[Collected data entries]
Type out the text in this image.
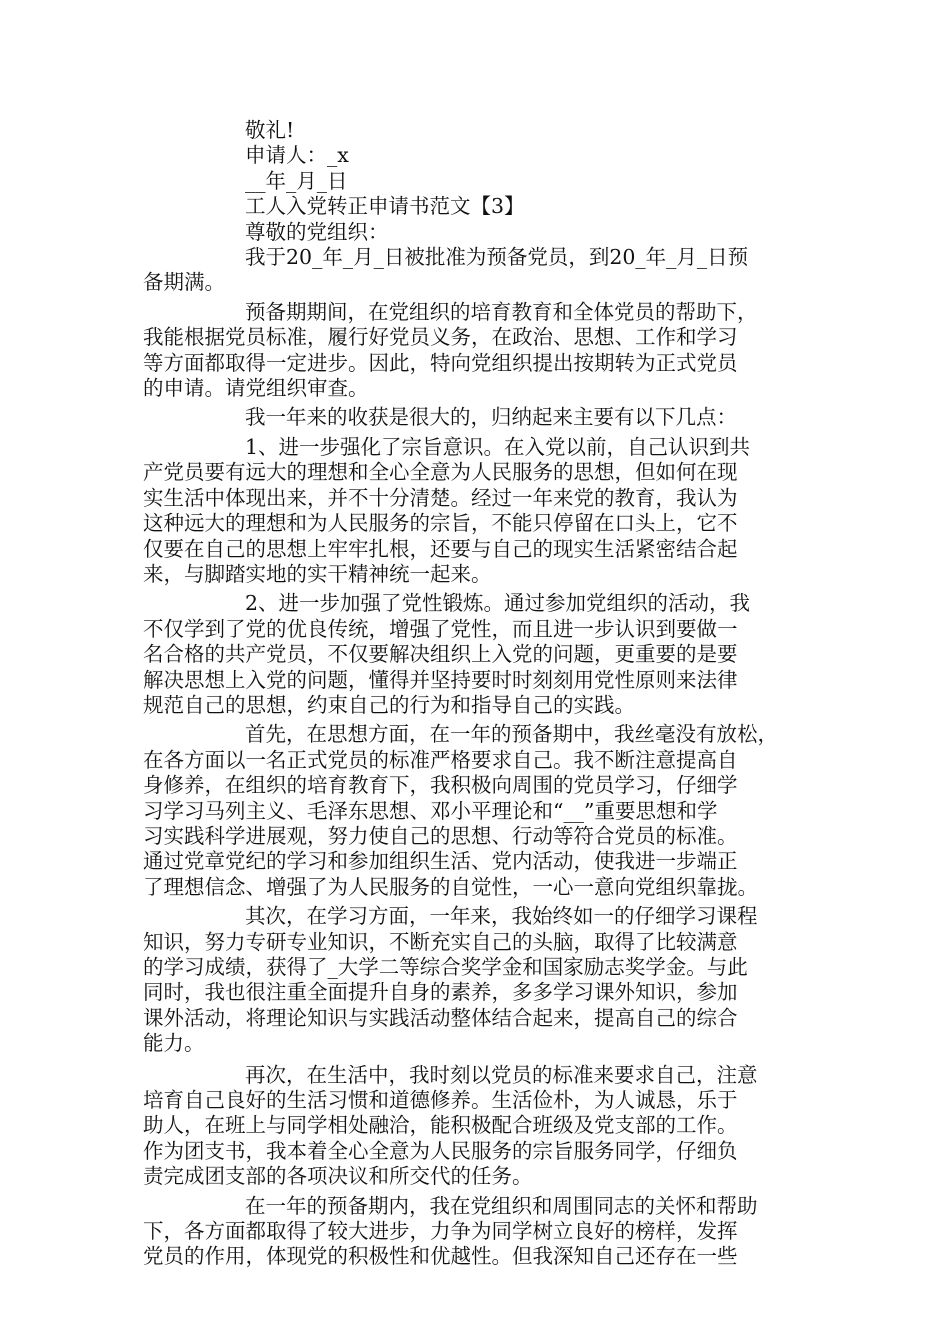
敬礼!
申请人：_x
__年_月_日
工人入党转正申请书范文【3】
尊敬的党组织：
我于20_年_月_日被批准为预备党员，到20_年_月_日预
备期满。
预备期期间，在党组织的培育教育和全体党员的帮助下，
我能根据党员标准，履行好党员义务，在政治、思想、工作和学习
等方面都取得一定进步。因此，特向党组织提出按期转为正式党员
的申请。请党组织审查。
我一年来的收获是很大的，归纳起来主要有以下几点：
1、进一步强化了宗旨意识。在入党以前，自己认识到共
产党员要有远大的理想和全心全意为人民服务的思想，但如何在现
实生活中体现出来，并不十分清楚。经过一年来党的教育，我认为
这种远大的理想和为人民服务的宗旨，不能只停留在口头上，它不
仅要在自己的思想上牢牢扎根，还要与自己的现实生活紧密结合起
来，与脚踏实地的实干精神统一起来。
2、进一步加强了党性锻炼。通过参加党组织的活动，我
不仅学到了党的优良传统，增强了党性，而且进一步认识到要做一
名合格的共产党员，不仅要解决组织上入党的问题，更重要的是要
解决思想上入党的问题，懂得并坚持要时时刻刻用党性原则来法律
规范自己的思想，约束自己的行为和指导自己的实践。
首先，在思想方面，在一年的预备期中，我丝毫没有放松，
在各方面以一名正式党员的标准严格要求自己。我不断注意提高自
身修养，在组织的培育教育下，我积极向周围的党员学习，仔细学
习学习马列主义、毛泽东思想、邓小平理论和“__”重要思想和学
习实践科学进展观，努力使自己的思想、行动等符合党员的标准。
通过党章党纪的学习和参加组织生活、党内活动，使我进一步端正
了理想信念、增强了为人民服务的自觉性，一心一意向党组织靠拢。
其次，在学习方面，一年来，我始终如一的仔细学习课程
知识，努力专研专业知识，不断充实自己的头脑，取得了比较满意
的学习成绩，获得了_大学二等综合奖学金和国家励志奖学金。与此
同时，我也很注重全面提升自身的素养，多多学习课外知识，参加
课外活动，将理论知识与实践活动整体结合起来，提高自己的综合
能力。
再次，在生活中，我时刻以党员的标准来要求自己，注意
培育自己良好的生活习惯和道德修养。生活俭朴，为人诚恳，乐于
助人，在班上与同学相处融洽，能积极配合班级及党支部的工作。
作为团支书，我本着全心全意为人民服务的宗旨服务同学，仔细负
责完成团支部的各项决议和所交代的任务。
在一年的预备期内，我在党组织和周围同志的关怀和帮助
下，各方面都取得了较大进步，力争为同学树立良好的榜样，发挥
党员的作用，体现党的积极性和优越性。但我深知自己还存在一些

--- Given exercise ---
Every line above should be repeated exactly; pictures stay out of the copy.

--- Response to this task ---
Type out the text in this image.
敬礼!
申请人：_x
__年_月_日
工人入党转正申请书范文【3】
尊敬的党组织：
我于20_年_月_日被批准为预备党员，到20_年_月_日预
备期满。
预备期期间，在党组织的培育教育和全体党员的帮助下，
我能根据党员标准，履行好党员义务，在政治、思想、工作和学习
等方面都取得一定进步。因此，特向党组织提出按期转为正式党员
的申请。请党组织审查。
我一年来的收获是很大的，归纳起来主要有以下几点：
1、进一步强化了宗旨意识。在入党以前，自己认识到共
产党员要有远大的理想和全心全意为人民服务的思想，但如何在现
实生活中体现出来，并不十分清楚。经过一年来党的教育，我认为
这种远大的理想和为人民服务的宗旨，不能只停留在口头上，它不
仅要在自己的思想上牢牢扎根，还要与自己的现实生活紧密结合起
来，与脚踏实地的实干精神统一起来。
2、进一步加强了党性锻炼。通过参加党组织的活动，我
不仅学到了党的优良传统，增强了党性，而且进一步认识到要做一
名合格的共产党员，不仅要解决组织上入党的问题，更重要的是要
解决思想上入党的问题，懂得并坚持要时时刻刻用党性原则来法律
规范自己的思想，约束自己的行为和指导自己的实践。
首先，在思想方面，在一年的预备期中，我丝毫没有放松，
在各方面以一名正式党员的标准严格要求自己。我不断注意提高自
身修养，在组织的培育教育下，我积极向周围的党员学习，仔细学
习学习马列主义、毛泽东思想、邓小平理论和“__”重要思想和学
习实践科学进展观，努力使自己的思想、行动等符合党员的标准。
通过党章党纪的学习和参加组织生活、党内活动，使我进一步端正
了理想信念、增强了为人民服务的自觉性，一心一意向党组织靠拢。
其次，在学习方面，一年来，我始终如一的仔细学习课程
知识，努力专研专业知识，不断充实自己的头脑，取得了比较满意
的学习成绩，获得了_大学二等综合奖学金和国家励志奖学金。与此
同时，我也很注重全面提升自身的素养，多多学习课外知识，参加
课外活动，将理论知识与实践活动整体结合起来，提高自己的综合
能力。
再次，在生活中，我时刻以党员的标准来要求自己，注意
培育自己良好的生活习惯和道德修养。生活俭朴，为人诚恳，乐于
助人，在班上与同学相处融洽，能积极配合班级及党支部的工作。
作为团支书，我本着全心全意为人民服务的宗旨服务同学，仔细负
责完成团支部的各项决议和所交代的任务。
在一年的预备期内，我在党组织和周围同志的关怀和帮助
下，各方面都取得了较大进步，力争为同学树立良好的榜样，发挥
党员的作用，体现党的积极性和优越性。但我深知自己还存在一些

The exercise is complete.